### EXTRACTED RECORDS:
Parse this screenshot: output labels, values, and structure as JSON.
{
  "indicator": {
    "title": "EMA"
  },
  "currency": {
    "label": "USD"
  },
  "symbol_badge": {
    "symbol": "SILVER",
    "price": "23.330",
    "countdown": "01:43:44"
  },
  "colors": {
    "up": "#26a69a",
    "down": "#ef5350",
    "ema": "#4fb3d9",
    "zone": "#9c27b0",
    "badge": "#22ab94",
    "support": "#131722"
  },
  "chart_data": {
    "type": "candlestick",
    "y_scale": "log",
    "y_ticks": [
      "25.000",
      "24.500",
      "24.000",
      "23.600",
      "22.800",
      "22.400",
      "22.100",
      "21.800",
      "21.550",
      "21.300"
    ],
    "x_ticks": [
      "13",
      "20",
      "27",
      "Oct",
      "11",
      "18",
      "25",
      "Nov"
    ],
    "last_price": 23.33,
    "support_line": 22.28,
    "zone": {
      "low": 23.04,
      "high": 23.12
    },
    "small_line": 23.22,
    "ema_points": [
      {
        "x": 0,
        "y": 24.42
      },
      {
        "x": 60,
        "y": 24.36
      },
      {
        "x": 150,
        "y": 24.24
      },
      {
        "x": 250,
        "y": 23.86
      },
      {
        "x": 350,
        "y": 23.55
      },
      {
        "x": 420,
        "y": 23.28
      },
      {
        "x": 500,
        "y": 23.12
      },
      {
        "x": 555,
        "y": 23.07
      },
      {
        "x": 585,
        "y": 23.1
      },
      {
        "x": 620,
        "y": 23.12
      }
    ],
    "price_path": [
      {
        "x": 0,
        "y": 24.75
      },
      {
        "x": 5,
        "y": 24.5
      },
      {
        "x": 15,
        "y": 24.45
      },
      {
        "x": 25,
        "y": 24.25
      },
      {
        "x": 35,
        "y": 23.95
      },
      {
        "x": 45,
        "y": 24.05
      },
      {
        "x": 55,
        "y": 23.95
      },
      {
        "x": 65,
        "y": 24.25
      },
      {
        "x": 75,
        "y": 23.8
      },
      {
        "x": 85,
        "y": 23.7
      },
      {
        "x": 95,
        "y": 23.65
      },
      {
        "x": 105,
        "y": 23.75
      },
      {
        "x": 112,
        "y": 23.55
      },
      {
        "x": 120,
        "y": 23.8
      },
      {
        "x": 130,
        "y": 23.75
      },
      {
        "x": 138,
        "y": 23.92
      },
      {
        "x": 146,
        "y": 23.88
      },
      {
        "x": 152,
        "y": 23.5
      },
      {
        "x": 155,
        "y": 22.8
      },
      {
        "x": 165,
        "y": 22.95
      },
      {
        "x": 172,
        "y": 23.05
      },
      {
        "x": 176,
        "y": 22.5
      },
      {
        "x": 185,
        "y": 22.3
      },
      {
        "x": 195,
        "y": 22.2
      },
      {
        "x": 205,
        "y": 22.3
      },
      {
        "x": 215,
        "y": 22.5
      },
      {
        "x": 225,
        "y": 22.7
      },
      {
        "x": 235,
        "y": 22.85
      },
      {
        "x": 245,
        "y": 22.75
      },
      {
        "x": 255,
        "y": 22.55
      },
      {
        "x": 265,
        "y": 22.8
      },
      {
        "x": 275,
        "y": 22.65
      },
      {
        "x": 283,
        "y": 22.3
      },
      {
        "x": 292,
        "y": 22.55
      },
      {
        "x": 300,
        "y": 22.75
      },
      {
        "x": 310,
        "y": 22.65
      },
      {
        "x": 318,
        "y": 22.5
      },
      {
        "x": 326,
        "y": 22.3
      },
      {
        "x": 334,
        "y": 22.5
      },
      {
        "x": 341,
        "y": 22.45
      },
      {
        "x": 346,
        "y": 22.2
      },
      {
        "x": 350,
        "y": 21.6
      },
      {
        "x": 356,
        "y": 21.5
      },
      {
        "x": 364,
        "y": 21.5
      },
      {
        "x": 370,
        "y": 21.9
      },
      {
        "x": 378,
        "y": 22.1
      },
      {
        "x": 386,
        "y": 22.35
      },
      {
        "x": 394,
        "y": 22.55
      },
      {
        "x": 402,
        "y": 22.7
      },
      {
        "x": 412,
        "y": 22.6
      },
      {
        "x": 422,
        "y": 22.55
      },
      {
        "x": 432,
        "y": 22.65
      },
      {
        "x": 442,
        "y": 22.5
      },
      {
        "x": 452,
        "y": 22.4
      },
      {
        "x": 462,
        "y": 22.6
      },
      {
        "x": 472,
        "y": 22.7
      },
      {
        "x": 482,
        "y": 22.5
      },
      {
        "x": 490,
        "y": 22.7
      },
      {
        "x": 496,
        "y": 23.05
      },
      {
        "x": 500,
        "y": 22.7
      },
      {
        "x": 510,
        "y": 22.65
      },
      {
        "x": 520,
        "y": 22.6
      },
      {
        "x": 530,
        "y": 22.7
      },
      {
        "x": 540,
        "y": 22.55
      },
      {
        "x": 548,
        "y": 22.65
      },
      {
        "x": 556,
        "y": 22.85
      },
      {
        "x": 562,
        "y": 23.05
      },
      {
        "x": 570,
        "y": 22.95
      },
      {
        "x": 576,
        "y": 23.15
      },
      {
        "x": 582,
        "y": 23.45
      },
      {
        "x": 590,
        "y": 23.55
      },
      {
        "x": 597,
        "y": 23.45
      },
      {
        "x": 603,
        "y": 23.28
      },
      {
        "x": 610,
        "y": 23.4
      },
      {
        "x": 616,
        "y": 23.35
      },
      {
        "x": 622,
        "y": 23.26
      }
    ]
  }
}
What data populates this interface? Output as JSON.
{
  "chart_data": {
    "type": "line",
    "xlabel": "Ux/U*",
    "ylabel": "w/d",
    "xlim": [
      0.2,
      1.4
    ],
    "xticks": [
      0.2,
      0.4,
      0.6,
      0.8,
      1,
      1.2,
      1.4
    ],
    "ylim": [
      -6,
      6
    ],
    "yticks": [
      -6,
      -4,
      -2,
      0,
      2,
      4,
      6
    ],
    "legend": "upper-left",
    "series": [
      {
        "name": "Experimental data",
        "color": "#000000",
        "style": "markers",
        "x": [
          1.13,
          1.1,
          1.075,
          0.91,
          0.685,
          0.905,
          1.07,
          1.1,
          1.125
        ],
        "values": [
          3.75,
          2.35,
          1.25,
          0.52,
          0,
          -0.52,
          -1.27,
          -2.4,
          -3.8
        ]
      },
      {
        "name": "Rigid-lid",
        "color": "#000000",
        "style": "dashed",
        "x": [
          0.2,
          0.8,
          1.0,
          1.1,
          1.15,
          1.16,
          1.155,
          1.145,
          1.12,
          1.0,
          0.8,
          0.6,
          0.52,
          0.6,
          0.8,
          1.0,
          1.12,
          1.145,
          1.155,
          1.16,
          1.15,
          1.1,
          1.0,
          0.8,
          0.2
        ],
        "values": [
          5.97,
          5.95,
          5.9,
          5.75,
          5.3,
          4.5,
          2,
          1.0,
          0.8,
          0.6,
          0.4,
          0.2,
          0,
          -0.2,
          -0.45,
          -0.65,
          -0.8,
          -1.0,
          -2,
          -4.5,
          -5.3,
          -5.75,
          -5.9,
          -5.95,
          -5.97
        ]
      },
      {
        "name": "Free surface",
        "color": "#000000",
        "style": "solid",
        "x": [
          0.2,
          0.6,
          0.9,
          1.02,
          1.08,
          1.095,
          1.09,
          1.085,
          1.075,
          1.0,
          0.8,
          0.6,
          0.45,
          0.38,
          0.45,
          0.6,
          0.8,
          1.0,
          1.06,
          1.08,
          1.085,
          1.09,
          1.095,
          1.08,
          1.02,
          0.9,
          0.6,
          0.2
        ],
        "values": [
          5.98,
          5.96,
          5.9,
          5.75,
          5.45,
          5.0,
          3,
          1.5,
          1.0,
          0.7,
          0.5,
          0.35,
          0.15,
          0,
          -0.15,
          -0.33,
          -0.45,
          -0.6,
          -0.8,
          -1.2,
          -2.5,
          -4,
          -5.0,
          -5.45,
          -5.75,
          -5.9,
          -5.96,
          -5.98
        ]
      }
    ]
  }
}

### BRIEF:
Find "this". Copy every line it occurs in.

### RESPONSE TO THE EXERCISE:
Parse this screenshot: output labels, values, and structure as JSON.
What data populates this interface? Output as JSON.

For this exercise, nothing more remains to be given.